(Dataset items)
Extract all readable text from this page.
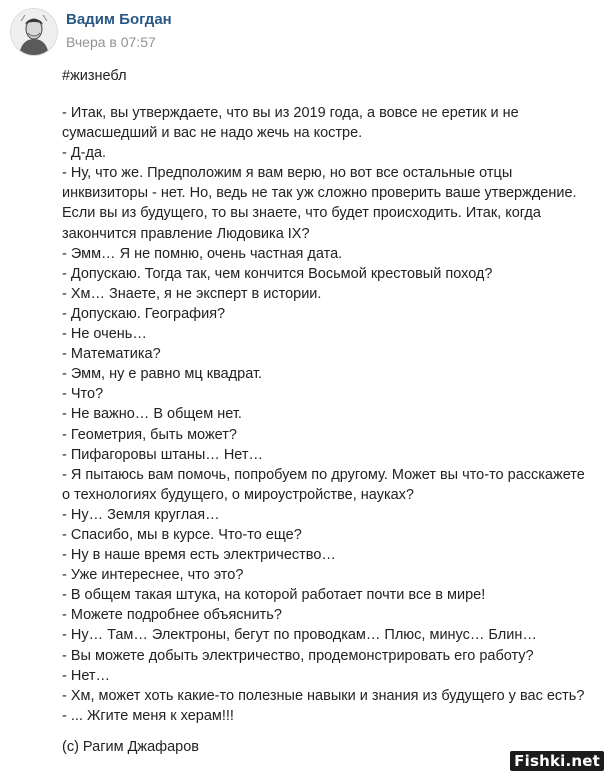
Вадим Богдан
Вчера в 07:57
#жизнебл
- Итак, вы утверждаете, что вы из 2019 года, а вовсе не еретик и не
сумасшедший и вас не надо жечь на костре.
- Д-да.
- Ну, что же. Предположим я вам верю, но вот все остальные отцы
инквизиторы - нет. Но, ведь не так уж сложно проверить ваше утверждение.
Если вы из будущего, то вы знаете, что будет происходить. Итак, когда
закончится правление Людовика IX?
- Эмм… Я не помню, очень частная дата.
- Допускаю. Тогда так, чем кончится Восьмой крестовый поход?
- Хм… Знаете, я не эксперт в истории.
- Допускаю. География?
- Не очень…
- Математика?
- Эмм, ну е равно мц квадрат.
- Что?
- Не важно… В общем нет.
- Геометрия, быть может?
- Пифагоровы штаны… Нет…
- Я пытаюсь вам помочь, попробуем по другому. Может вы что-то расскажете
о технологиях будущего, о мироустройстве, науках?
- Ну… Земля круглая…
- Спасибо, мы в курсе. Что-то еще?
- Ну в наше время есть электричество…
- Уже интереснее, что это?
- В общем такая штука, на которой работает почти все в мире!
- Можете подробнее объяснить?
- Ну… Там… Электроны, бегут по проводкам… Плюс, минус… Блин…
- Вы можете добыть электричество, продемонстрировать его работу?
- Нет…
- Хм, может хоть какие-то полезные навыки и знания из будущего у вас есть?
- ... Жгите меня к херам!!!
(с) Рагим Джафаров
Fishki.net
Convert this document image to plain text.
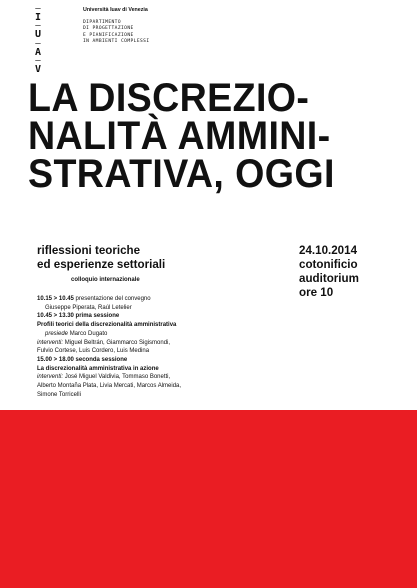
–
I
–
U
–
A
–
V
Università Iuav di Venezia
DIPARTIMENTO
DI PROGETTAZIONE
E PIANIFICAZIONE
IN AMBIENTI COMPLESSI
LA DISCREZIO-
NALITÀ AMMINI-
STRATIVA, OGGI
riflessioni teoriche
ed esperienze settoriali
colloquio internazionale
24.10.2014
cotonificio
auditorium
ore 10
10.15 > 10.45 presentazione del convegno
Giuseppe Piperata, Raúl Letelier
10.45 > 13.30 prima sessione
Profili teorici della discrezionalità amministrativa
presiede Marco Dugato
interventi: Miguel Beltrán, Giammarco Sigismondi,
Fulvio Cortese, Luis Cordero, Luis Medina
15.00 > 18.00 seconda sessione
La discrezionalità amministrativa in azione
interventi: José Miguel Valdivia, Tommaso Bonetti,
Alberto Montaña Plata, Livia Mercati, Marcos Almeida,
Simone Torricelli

Exercise goal: Drop the pictures, then write out only the lines running from the one containing "Convert this document image to plain text." through the last line above, both included, exactly.

The reply:
Convert this document image to plain text.
–
I
–
U
–
A
–
V
Università Iuav di Venezia
DIPARTIMENTO
DI PROGETTAZIONE
E PIANIFICAZIONE
IN AMBIENTI COMPLESSI
LA DISCREZIO-
NALITÀ AMMINI-
STRATIVA, OGGI
riflessioni teoriche
ed esperienze settoriali
colloquio internazionale
24.10.2014
cotonificio
auditorium
ore 10
10.15 > 10.45 presentazione del convegno
Giuseppe Piperata, Raúl Letelier
10.45 > 13.30 prima sessione
Profili teorici della discrezionalità amministrativa
presiede Marco Dugato
interventi: Miguel Beltrán, Giammarco Sigismondi,
Fulvio Cortese, Luis Cordero, Luis Medina
15.00 > 18.00 seconda sessione
La discrezionalità amministrativa in azione
interventi: José Miguel Valdivia, Tommaso Bonetti,
Alberto Montaña Plata, Livia Mercati, Marcos Almeida,
Simone Torricelli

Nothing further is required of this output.